* [Exercise requirements] Give back the full listing, character for character, with no pictures.

[Saved entries]

↓↓↓

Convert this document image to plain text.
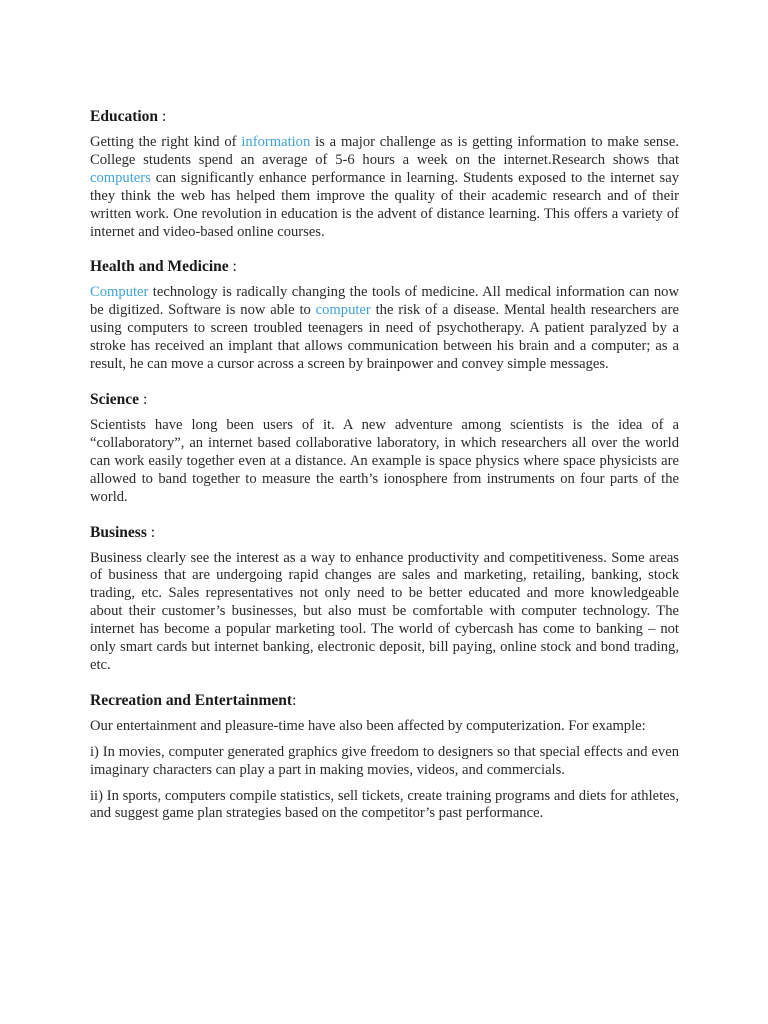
Education :

Getting the right kind of information is a major challenge as is getting information to make sense. College students spend an average of 5-6 hours a week on the internet.Research shows that computers can significantly enhance performance in learning. Students exposed to the internet say they think the web has helped them improve the quality of their academic research and of their written work. One revolution in education is the advent of distance learning. This offers a variety of internet and video-based online courses.

Health and Medicine :

Computer technology is radically changing the tools of medicine. All medical information can now be digitized. Software is now able to computer the risk of a disease. Mental health researchers are using computers to screen troubled teenagers in need of psychotherapy. A patient paralyzed by a stroke has received an implant that allows communication between his brain and a computer; as a result, he can move a cursor across a screen by brainpower and convey simple messages.

Science :

Scientists have long been users of it. A new adventure among scientists is the idea of a “collaboratory”, an internet based collaborative laboratory, in which researchers all over the world can work easily together even at a distance. An example is space physics where space physicists are allowed to band together to measure the earth’s ionosphere from instruments on four parts of the world.

Business :

Business clearly see the interest as a way to enhance productivity and competitiveness. Some areas of business that are undergoing rapid changes are sales and marketing, retailing, banking, stock trading, etc. Sales representatives not only need to be better educated and more knowledgeable about their customer’s businesses, but also must be comfortable with computer technology. The internet has become a popular marketing tool. The world of cybercash has come to banking – not only smart cards but internet banking, electronic deposit, bill paying, online stock and bond trading, etc.

Recreation and Entertainment:

Our entertainment and pleasure-time have also been affected by computerization. For example:

i) In movies, computer generated graphics give freedom to designers so that special effects and even imaginary characters can play a part in making movies, videos, and commercials.

ii) In sports, computers compile statistics, sell tickets, create training programs and diets for athletes, and suggest game plan strategies based on the competitor’s past performance.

↑↑↑

* [Final result]
Convert this document image to plain text.
Education :

Getting the right kind of information is a major challenge as is getting information to make sense. College students spend an average of 5-6 hours a week on the internet.Research shows that computers can significantly enhance performance in learning. Students exposed to the internet say they think the web has helped them improve the quality of their academic research and of their written work. One revolution in education is the advent of distance learning. This offers a variety of internet and video-based online courses.

Health and Medicine :

Computer technology is radically changing the tools of medicine. All medical information can now be digitized. Software is now able to computer the risk of a disease. Mental health researchers are using computers to screen troubled teenagers in need of psychotherapy. A patient paralyzed by a stroke has received an implant that allows communication between his brain and a computer; as a result, he can move a cursor across a screen by brainpower and convey simple messages.

Science :

Scientists have long been users of it. A new adventure among scientists is the idea of a “collaboratory”, an internet based collaborative laboratory, in which researchers all over the world can work easily together even at a distance. An example is space physics where space physicists are allowed to band together to measure the earth’s ionosphere from instruments on four parts of the world.

Business :

Business clearly see the interest as a way to enhance productivity and competitiveness. Some areas of business that are undergoing rapid changes are sales and marketing, retailing, banking, stock trading, etc. Sales representatives not only need to be better educated and more knowledgeable about their customer’s businesses, but also must be comfortable with computer technology. The internet has become a popular marketing tool. The world of cybercash has come to banking – not only smart cards but internet banking, electronic deposit, bill paying, online stock and bond trading, etc.

Recreation and Entertainment:

Our entertainment and pleasure-time have also been affected by computerization. For example:

i) In movies, computer generated graphics give freedom to designers so that special effects and even imaginary characters can play a part in making movies, videos, and commercials.

ii) In sports, computers compile statistics, sell tickets, create training programs and diets for athletes, and suggest game plan strategies based on the competitor’s past performance.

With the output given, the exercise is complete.